◆ Stored data ◆
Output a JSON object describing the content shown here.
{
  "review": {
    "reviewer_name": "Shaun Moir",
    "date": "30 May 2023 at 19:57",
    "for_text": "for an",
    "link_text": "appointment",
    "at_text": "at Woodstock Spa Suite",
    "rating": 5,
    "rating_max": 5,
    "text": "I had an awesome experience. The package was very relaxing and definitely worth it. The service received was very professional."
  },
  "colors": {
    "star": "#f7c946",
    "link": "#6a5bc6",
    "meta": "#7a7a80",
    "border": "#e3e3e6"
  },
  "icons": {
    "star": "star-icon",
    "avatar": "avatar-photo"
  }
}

◆ TASK INSTRUCTIONS ◆
Extract each record, keeping it identical to the original.

◆ FINAL ANSWER ◆
Output a JSON object describing the content shown here.
{
  "review": {
    "reviewer_name": "Shaun Moir",
    "date": "30 May 2023 at 19:57",
    "for_text": "for an",
    "link_text": "appointment",
    "at_text": "at Woodstock Spa Suite",
    "rating": 5,
    "rating_max": 5,
    "text": "I had an awesome experience. The package was very relaxing and definitely worth it. The service received was very professional."
  },
  "colors": {
    "star": "#f7c946",
    "link": "#6a5bc6",
    "meta": "#7a7a80",
    "border": "#e3e3e6"
  },
  "icons": {
    "star": "star-icon",
    "avatar": "avatar-photo"
  }
}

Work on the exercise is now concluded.